### Exercise prompt
Please give the data below again in full, exactly as it stands.

--- BEGIN Records shown ---

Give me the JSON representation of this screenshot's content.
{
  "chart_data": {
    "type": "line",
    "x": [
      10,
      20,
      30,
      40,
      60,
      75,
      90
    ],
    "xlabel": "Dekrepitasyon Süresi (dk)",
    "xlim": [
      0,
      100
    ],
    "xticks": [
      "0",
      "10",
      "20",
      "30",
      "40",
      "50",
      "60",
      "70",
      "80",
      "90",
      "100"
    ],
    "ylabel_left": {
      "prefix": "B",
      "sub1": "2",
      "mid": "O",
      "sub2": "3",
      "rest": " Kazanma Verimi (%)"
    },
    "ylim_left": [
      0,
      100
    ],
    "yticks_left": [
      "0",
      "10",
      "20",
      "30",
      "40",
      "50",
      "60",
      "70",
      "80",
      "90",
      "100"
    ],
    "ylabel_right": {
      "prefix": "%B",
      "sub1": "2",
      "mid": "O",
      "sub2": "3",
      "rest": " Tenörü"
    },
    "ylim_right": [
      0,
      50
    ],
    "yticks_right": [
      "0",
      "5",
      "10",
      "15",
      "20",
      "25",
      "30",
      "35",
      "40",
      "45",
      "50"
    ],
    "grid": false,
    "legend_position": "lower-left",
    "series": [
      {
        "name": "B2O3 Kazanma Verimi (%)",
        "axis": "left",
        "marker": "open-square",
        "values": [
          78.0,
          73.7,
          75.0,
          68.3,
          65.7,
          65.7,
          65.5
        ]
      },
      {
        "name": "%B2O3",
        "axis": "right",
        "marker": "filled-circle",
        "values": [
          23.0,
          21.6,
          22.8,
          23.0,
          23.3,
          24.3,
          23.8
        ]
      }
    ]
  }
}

--- END Records shown ---

### Exercise answer
Give me the JSON representation of this screenshot's content.
{
  "chart_data": {
    "type": "line",
    "x": [
      10,
      20,
      30,
      40,
      60,
      75,
      90
    ],
    "xlabel": "Dekrepitasyon Süresi (dk)",
    "xlim": [
      0,
      100
    ],
    "xticks": [
      "0",
      "10",
      "20",
      "30",
      "40",
      "50",
      "60",
      "70",
      "80",
      "90",
      "100"
    ],
    "ylabel_left": {
      "prefix": "B",
      "sub1": "2",
      "mid": "O",
      "sub2": "3",
      "rest": " Kazanma Verimi (%)"
    },
    "ylim_left": [
      0,
      100
    ],
    "yticks_left": [
      "0",
      "10",
      "20",
      "30",
      "40",
      "50",
      "60",
      "70",
      "80",
      "90",
      "100"
    ],
    "ylabel_right": {
      "prefix": "%B",
      "sub1": "2",
      "mid": "O",
      "sub2": "3",
      "rest": " Tenörü"
    },
    "ylim_right": [
      0,
      50
    ],
    "yticks_right": [
      "0",
      "5",
      "10",
      "15",
      "20",
      "25",
      "30",
      "35",
      "40",
      "45",
      "50"
    ],
    "grid": false,
    "legend_position": "lower-left",
    "series": [
      {
        "name": "B2O3 Kazanma Verimi (%)",
        "axis": "left",
        "marker": "open-square",
        "values": [
          78.0,
          73.7,
          75.0,
          68.3,
          65.7,
          65.7,
          65.5
        ]
      },
      {
        "name": "%B2O3",
        "axis": "right",
        "marker": "filled-circle",
        "values": [
          23.0,
          21.6,
          22.8,
          23.0,
          23.3,
          24.3,
          23.8
        ]
      }
    ]
  }
}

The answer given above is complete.